• [Objective 1] Copy the records word for word, from the line with "scope-paragraph-2: This document" to the line with "total-pages-number: 25 <box>1335".

• [Quoted passage]

================================

On a 64-bit JVM with compressed oops (default for heaps < 32GB):

  • referenceSize = 4 bytes

  • elementData[5] = baseAddress + 20 bytes

That's one addition and one memory read. O(1) — constant time, regardless of list size.


How remove() Works — The Expensive Shift

This is where ArrayList pays a price:

public E remove(int index) {
    rangeCheck(index);
    modCount++;
    
    E oldValue = elementData(index);
    
    int numMoved = size - index - 1;
    if (numMoved > 0)
        System.arraycopy(elementData, index+1, elementData, index, numMoved);
    
    elementData[--size] = null; // Let GC collect the removed element
    return oldValue;
}

Every element after the removed one must shift left by one position.

Time complexity:

  • remove(0) — worst case: O(n), shifts ALL elements

  • remove(size-1) — best case: O(1), no shifting needed

  • Average: O(n/2) = O(n)

Pro tip: If you're removing elements while iterating, iterate backwards to avoid shifting issues and index corruption.

================================

• [Objective 2] Using the ArrayList passage, decide whether each statement agrees with it. Give yes or no for each, along with the passage's words that settle it. (a) Calling remove(size-1) requires shifting elements. (b) Compressed oops are the default for heaps smaller than 32GB. (c) When removing elements during iteration, the passage advises iterating backwards.

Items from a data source
================================

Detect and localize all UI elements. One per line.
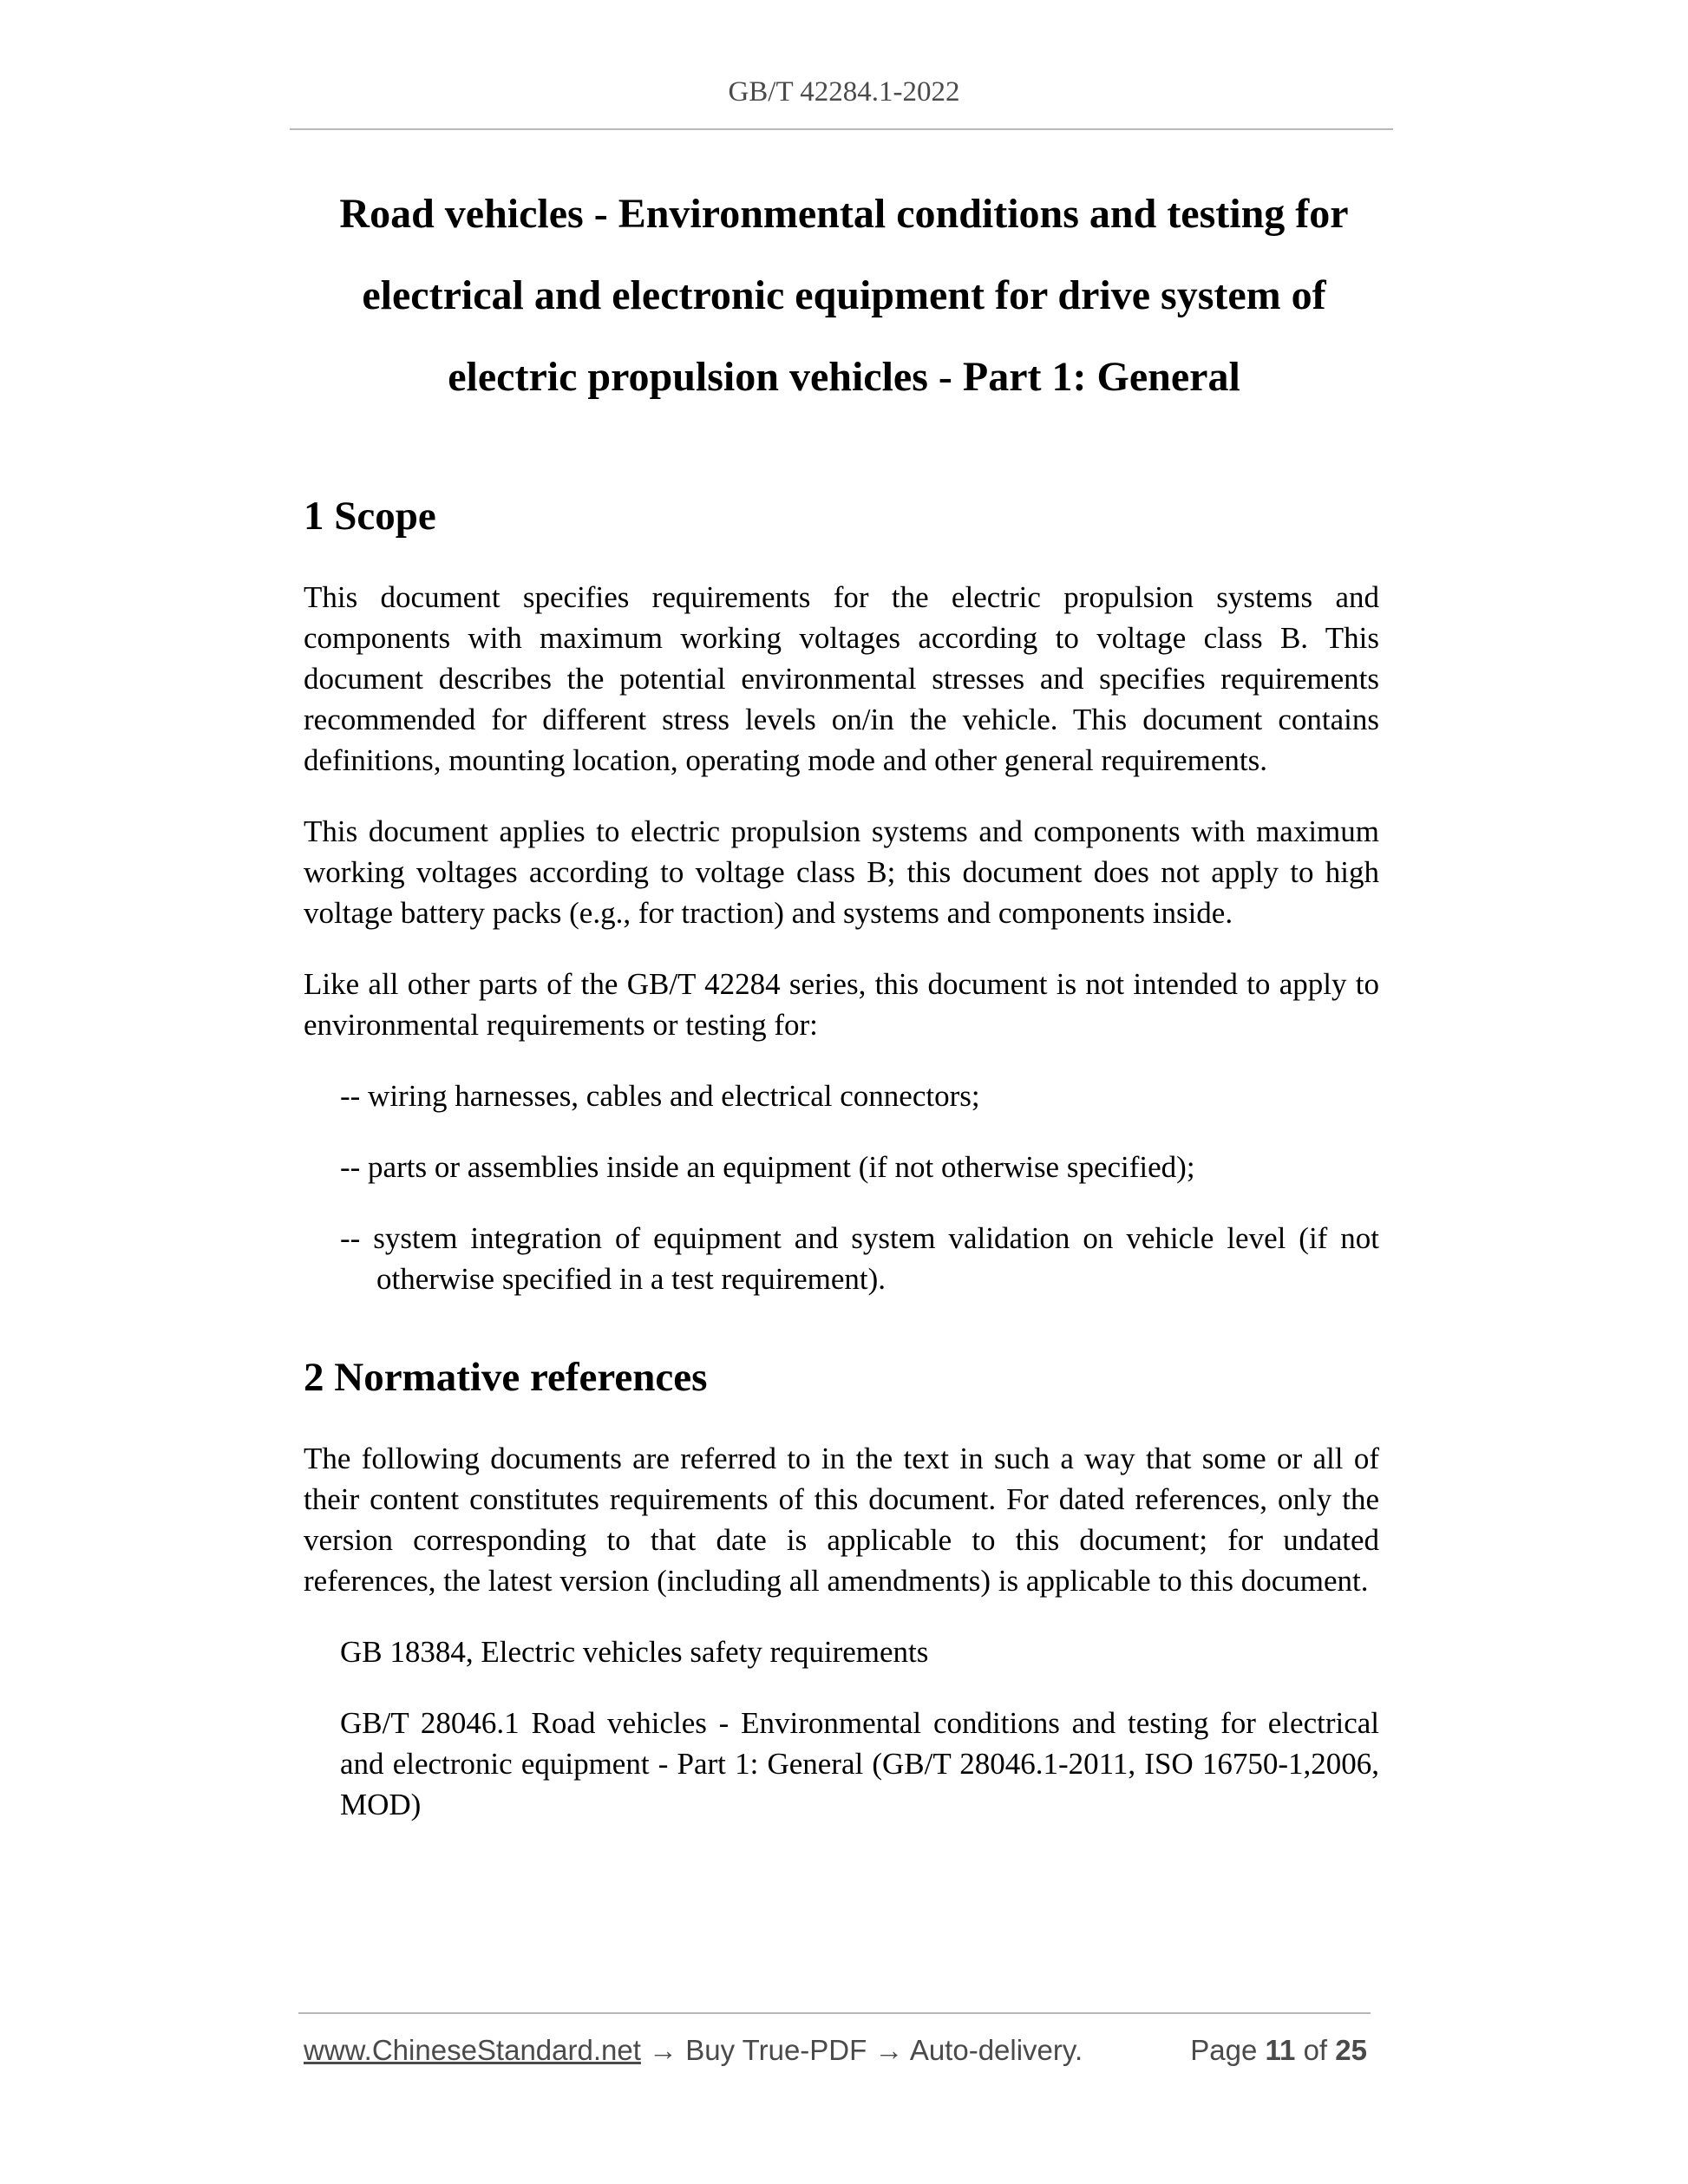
scope-paragraph-2: This document applies to electric propulsion systems and components with maximum working voltages according to voltage class B; this document does not apply to high voltage battery packs (e.g., for traction) and systems and components inside. <box>304 814 1379 930</box>
reference-item: GB/T 28046.1 Road vehicles - Environmental conditions and testing for electrical and electronic equipment - Part 1: General (GB/T 28046.1-2011, ISO 16750-1,2006, MOD) <box>340 1706 1379 1821</box>
page-footer <box>304 2034 1371 2067</box>
total-pages-number: 25 <box>1335 2034 1367 2066</box>
scope-exclusion-item: -- system integration of equipment and system validation on vehicle level (if not otherwise specified in a test requirement). <box>340 1221 1379 1296</box>
scope-exclusion-item: -- wiring harnesses, cables and electrical connectors; <box>340 1079 980 1113</box>
scope-heading: 1 Scope <box>304 494 436 539</box>
normative-references-heading: 2 Normative references <box>304 1355 708 1400</box>
normative-references-paragraph: The following documents are referred to in the text in such a way that some or all of their content constitutes requirements of this document. For dated references, only the version corresponding to that date is applicable to this document; for undated references, the latest version (including all amendments) is applicable to this document. <box>304 1442 1379 1598</box>
scope-paragraph-1: This document specifies requirements for the electric propulsion systems and components with maximum working voltages according to voltage class B. This document describes the potential environmental stresses and specifies requirements recommended for different stress levels on/in the vehicle. This document contains definitions, mounting location, operating mode and other general requirements. <box>304 580 1379 777</box>
footer-promo-text: → Buy True-PDF → Auto-delivery. <box>640 2034 1083 2066</box>
website-link[interactable]: www.ChineseStandard.net <box>304 2034 641 2066</box>
document-code-header: GB/T 42284.1-2022 <box>728 76 960 108</box>
document-title <box>295 173 1393 418</box>
title-line-3: electric propulsion vehicles - Part 1: General <box>448 354 1240 400</box>
title-line-1: Road vehicles - Environmental conditions and testing for <box>339 191 1349 237</box>
current-page-number: 11 <box>1265 2034 1296 2066</box>
footer-divider <box>298 2012 1371 2014</box>
reference-item: GB 18384, Electric vehicles safety requirements <box>340 1635 929 1669</box>
document-body <box>304 490 1379 1855</box>
of-label: of <box>1303 2034 1328 2066</box>
scope-exclusion-item: -- parts or assemblies inside an equipment (if not otherwise specified); <box>340 1150 1195 1184</box>
page-indicator <box>1190 2034 1367 2067</box>
title-line-2: electrical and electronic equipment for drive system of <box>362 272 1326 318</box>
header-divider <box>290 128 1393 130</box>
scope-paragraph-3: Like all other parts of the GB/T 42284 series, this document is not intended to apply to environmental requirements or testing for: <box>304 967 1379 1042</box>
page-label: Page <box>1190 2034 1258 2066</box>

================================

• [Full response 1]
scope-paragraph-2: This document applies to electric propulsion systems and components with maximum working voltages according to voltage class B; this document does not apply to high voltage battery packs (e.g., for traction) and systems and components inside. <box>304 814 1379 930</box>
reference-item: GB/T 28046.1 Road vehicles - Environmental conditions and testing for electrical and electronic equipment - Part 1: General (GB/T 28046.1-2011, ISO 16750-1,2006, MOD) <box>340 1706 1379 1821</box>
page-footer <box>304 2034 1371 2067</box>
total-pages-number: 25 <box>1335 2034 1367 2066</box>

• [Full response 2]
(a) No: "remove(size-1) — best case: O(1), no shifting needed"
(b) Yes: "compressed oops (default for heaps < 32GB)"
(c) Yes: "If you're removing elements while iterating, iterate backwards to avoid shifting issues and index corruption."